[STATED GOAL]:
Identify the lines that contain the string "ELCB" and copy all of them.

╭─ DATA EXTRACT

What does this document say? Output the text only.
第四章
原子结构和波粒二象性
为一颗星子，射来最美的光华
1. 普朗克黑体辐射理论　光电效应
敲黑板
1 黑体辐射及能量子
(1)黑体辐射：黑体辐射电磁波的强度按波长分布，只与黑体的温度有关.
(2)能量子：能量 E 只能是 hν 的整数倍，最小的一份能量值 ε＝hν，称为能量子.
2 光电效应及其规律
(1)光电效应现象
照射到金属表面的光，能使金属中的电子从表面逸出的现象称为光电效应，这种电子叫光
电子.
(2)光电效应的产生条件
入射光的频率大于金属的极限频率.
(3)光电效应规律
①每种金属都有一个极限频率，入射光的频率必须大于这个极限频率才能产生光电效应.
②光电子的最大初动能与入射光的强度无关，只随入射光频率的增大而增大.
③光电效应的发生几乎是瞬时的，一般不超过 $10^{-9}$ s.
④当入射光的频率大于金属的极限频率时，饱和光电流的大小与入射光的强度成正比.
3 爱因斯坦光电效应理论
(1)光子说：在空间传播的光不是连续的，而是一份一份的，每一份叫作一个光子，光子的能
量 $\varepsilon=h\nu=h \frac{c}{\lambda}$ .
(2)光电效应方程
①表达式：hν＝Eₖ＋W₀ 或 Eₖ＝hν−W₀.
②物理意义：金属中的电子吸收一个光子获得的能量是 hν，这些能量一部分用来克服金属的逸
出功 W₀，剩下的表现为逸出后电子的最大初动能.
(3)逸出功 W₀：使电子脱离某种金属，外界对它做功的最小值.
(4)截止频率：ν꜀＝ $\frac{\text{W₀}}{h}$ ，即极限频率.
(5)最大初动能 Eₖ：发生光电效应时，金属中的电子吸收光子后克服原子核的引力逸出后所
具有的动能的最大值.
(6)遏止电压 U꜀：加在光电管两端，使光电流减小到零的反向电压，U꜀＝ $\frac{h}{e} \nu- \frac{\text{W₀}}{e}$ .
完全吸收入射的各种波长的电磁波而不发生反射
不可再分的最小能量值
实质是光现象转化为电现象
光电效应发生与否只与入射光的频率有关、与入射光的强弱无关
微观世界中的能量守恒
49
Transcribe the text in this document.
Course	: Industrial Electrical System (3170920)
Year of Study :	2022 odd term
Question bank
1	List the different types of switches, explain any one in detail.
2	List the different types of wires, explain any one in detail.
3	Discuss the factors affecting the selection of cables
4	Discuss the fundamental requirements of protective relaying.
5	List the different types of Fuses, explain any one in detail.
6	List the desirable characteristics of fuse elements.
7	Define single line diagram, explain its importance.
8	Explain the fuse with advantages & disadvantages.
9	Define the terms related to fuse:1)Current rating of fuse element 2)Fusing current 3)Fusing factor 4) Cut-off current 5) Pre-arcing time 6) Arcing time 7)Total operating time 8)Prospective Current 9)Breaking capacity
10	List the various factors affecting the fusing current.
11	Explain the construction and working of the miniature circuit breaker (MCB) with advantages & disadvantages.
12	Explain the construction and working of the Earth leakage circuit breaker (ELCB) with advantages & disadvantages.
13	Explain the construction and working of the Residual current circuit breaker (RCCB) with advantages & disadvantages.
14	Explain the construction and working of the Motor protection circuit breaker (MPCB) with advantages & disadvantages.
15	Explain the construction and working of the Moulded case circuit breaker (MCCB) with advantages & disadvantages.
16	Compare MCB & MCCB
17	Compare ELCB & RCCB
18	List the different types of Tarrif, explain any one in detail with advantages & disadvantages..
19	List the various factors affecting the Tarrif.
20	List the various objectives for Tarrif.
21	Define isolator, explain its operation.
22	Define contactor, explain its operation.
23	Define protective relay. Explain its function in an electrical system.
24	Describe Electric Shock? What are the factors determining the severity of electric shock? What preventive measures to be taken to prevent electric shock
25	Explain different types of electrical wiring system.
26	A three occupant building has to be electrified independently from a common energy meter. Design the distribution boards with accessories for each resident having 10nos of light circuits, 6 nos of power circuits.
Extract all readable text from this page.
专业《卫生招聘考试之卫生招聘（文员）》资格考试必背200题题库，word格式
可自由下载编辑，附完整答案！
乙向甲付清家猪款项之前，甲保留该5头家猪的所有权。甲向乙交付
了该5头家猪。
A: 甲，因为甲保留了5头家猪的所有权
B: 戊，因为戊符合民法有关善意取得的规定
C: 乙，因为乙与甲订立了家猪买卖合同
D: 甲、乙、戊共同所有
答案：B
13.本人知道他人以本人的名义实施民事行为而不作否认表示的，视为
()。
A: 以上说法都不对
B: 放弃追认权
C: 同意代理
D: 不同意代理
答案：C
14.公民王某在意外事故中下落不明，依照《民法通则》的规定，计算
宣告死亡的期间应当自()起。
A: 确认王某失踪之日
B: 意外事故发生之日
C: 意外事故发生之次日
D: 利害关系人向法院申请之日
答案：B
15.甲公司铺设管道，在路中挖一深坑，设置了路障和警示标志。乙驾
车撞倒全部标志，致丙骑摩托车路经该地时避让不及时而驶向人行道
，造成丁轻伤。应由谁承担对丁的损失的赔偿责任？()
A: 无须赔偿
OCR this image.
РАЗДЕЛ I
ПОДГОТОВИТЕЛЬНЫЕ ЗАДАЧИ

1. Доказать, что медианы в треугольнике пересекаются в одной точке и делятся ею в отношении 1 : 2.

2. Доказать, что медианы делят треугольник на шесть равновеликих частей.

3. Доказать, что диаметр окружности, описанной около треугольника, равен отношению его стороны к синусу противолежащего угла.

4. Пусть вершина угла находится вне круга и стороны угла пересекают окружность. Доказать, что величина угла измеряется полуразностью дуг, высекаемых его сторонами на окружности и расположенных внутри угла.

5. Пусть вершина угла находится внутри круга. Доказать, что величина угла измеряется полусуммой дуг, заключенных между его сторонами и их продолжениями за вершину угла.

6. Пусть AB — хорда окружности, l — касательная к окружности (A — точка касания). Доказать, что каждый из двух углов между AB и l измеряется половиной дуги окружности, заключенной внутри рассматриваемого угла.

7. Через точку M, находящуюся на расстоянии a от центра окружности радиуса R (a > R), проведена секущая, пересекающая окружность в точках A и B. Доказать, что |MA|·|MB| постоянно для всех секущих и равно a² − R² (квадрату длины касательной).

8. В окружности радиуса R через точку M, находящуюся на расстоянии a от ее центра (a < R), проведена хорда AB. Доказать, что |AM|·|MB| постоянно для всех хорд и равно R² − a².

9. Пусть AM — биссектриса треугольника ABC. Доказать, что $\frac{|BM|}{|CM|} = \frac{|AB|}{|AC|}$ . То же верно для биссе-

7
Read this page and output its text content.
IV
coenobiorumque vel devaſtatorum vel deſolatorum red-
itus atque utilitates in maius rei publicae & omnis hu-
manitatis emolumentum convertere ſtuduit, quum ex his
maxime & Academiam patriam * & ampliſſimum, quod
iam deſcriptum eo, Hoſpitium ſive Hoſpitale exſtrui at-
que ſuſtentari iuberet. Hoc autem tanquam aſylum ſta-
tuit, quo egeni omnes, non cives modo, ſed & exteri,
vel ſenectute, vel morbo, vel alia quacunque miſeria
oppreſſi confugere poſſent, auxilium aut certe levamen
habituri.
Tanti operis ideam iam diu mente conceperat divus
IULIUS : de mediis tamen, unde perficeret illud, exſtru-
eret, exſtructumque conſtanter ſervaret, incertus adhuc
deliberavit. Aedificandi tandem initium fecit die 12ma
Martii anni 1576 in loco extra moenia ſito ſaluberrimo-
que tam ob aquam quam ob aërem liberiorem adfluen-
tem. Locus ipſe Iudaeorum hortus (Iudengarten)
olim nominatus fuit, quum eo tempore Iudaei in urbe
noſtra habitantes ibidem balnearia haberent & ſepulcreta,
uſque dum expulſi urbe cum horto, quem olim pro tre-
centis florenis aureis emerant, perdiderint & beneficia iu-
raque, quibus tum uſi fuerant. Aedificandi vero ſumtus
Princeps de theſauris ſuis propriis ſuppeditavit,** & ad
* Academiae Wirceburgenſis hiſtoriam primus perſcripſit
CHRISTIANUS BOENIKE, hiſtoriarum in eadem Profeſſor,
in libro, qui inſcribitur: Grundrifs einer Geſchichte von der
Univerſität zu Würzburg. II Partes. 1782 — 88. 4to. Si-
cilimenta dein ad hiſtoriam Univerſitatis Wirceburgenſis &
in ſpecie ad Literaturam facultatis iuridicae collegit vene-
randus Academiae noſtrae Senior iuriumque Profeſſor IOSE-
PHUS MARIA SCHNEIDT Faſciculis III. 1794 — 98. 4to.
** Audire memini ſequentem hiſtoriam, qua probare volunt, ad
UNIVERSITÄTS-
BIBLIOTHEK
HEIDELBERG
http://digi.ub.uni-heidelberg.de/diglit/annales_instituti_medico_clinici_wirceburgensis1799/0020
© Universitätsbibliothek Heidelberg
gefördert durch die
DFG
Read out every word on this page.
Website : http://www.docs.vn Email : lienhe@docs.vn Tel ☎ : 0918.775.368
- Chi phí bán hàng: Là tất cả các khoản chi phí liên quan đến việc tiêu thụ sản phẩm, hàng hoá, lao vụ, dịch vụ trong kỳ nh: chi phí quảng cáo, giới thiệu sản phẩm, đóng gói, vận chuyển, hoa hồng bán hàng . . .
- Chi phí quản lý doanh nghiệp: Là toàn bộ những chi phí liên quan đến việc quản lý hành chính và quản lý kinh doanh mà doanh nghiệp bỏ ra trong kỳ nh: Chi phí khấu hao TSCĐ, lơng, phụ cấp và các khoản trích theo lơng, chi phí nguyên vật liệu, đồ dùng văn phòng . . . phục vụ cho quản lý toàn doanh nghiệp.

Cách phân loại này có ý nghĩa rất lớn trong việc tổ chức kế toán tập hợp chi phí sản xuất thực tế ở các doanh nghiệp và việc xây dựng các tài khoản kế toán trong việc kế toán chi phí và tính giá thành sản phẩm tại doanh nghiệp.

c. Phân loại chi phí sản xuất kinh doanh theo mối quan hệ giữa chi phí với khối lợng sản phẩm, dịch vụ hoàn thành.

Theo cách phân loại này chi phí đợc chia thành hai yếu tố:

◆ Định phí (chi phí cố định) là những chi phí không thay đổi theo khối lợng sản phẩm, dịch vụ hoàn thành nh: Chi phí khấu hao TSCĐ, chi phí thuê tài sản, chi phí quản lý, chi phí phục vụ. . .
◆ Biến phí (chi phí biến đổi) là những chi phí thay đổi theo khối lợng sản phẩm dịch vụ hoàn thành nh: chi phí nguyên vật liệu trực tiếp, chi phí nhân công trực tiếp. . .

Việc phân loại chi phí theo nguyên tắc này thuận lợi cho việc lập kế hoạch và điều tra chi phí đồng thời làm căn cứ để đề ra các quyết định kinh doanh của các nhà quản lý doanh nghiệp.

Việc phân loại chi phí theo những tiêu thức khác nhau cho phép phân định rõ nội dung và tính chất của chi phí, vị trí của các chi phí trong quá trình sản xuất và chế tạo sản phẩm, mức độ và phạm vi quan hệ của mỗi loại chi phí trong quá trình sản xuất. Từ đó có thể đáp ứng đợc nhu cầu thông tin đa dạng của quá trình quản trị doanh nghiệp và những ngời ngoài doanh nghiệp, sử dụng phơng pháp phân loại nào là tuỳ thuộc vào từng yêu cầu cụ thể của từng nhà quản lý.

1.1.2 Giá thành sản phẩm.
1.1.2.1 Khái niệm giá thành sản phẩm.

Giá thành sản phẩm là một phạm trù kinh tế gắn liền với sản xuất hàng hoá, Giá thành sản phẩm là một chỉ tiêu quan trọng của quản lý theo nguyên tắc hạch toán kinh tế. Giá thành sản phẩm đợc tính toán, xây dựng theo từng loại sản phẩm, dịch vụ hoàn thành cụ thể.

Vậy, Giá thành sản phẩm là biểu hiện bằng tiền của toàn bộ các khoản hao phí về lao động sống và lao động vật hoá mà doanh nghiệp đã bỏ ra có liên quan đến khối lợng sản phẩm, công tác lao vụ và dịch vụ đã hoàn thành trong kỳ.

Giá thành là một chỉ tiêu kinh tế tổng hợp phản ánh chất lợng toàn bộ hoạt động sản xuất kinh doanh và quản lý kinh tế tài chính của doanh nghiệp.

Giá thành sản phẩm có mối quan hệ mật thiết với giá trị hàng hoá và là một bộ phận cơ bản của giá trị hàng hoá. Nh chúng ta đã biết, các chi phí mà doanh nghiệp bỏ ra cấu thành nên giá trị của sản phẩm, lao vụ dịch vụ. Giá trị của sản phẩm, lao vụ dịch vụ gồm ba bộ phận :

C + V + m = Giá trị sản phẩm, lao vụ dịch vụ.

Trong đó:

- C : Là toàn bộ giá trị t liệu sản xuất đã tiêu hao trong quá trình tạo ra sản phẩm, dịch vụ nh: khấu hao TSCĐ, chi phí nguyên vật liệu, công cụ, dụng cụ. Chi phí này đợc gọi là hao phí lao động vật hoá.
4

╰─

[SOLUTION]:
12	Explain the construction and working of the Earth leakage circuit breaker (ELCB) with advantages & disadvantages.
17	Compare ELCB & RCCB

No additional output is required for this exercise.